__A run of records__:
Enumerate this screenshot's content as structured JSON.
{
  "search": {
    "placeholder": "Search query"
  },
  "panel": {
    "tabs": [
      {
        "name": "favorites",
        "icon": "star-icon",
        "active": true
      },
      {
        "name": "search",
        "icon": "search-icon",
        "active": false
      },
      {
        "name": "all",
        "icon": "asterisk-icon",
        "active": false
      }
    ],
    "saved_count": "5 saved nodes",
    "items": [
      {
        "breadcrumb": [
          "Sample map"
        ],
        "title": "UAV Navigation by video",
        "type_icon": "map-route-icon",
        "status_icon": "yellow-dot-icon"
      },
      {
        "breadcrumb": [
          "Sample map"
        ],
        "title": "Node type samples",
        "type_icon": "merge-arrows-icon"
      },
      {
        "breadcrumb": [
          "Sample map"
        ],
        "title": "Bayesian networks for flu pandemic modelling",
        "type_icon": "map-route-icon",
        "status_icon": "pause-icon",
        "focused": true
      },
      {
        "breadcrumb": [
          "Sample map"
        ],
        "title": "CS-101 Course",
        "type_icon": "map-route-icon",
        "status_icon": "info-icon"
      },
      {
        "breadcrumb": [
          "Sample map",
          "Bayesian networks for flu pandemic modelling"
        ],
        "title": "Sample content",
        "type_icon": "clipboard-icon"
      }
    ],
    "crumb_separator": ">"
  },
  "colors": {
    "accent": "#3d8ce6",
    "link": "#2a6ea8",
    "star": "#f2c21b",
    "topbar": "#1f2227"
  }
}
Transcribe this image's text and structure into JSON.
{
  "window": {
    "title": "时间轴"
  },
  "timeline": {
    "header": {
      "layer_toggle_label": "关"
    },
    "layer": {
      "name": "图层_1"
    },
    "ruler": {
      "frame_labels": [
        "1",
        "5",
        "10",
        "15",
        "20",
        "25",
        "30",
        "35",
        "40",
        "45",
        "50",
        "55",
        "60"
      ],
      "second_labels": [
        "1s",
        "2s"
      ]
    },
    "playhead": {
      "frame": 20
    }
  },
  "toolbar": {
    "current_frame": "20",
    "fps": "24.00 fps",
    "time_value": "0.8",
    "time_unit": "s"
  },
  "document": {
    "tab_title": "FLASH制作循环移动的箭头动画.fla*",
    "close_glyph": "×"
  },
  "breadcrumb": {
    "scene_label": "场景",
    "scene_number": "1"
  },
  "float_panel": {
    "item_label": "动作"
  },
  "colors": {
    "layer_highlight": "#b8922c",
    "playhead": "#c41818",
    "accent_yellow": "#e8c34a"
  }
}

__Problem requirements__:
Repeat the material above in full, quoting it exactly.

__Solution to the problem__:
Enumerate this screenshot's content as structured JSON.
{
  "search": {
    "placeholder": "Search query"
  },
  "panel": {
    "tabs": [
      {
        "name": "favorites",
        "icon": "star-icon",
        "active": true
      },
      {
        "name": "search",
        "icon": "search-icon",
        "active": false
      },
      {
        "name": "all",
        "icon": "asterisk-icon",
        "active": false
      }
    ],
    "saved_count": "5 saved nodes",
    "items": [
      {
        "breadcrumb": [
          "Sample map"
        ],
        "title": "UAV Navigation by video",
        "type_icon": "map-route-icon",
        "status_icon": "yellow-dot-icon"
      },
      {
        "breadcrumb": [
          "Sample map"
        ],
        "title": "Node type samples",
        "type_icon": "merge-arrows-icon"
      },
      {
        "breadcrumb": [
          "Sample map"
        ],
        "title": "Bayesian networks for flu pandemic modelling",
        "type_icon": "map-route-icon",
        "status_icon": "pause-icon",
        "focused": true
      },
      {
        "breadcrumb": [
          "Sample map"
        ],
        "title": "CS-101 Course",
        "type_icon": "map-route-icon",
        "status_icon": "info-icon"
      },
      {
        "breadcrumb": [
          "Sample map",
          "Bayesian networks for flu pandemic modelling"
        ],
        "title": "Sample content",
        "type_icon": "clipboard-icon"
      }
    ],
    "crumb_separator": ">"
  },
  "colors": {
    "accent": "#3d8ce6",
    "link": "#2a6ea8",
    "star": "#f2c21b",
    "topbar": "#1f2227"
  }
}
Transcribe this image's text and structure into JSON.
{
  "window": {
    "title": "时间轴"
  },
  "timeline": {
    "header": {
      "layer_toggle_label": "关"
    },
    "layer": {
      "name": "图层_1"
    },
    "ruler": {
      "frame_labels": [
        "1",
        "5",
        "10",
        "15",
        "20",
        "25",
        "30",
        "35",
        "40",
        "45",
        "50",
        "55",
        "60"
      ],
      "second_labels": [
        "1s",
        "2s"
      ]
    },
    "playhead": {
      "frame": 20
    }
  },
  "toolbar": {
    "current_frame": "20",
    "fps": "24.00 fps",
    "time_value": "0.8",
    "time_unit": "s"
  },
  "document": {
    "tab_title": "FLASH制作循环移动的箭头动画.fla*",
    "close_glyph": "×"
  },
  "breadcrumb": {
    "scene_label": "场景",
    "scene_number": "1"
  },
  "float_panel": {
    "item_label": "动作"
  },
  "colors": {
    "layer_highlight": "#b8922c",
    "playhead": "#c41818",
    "accent_yellow": "#e8c34a"
  }
}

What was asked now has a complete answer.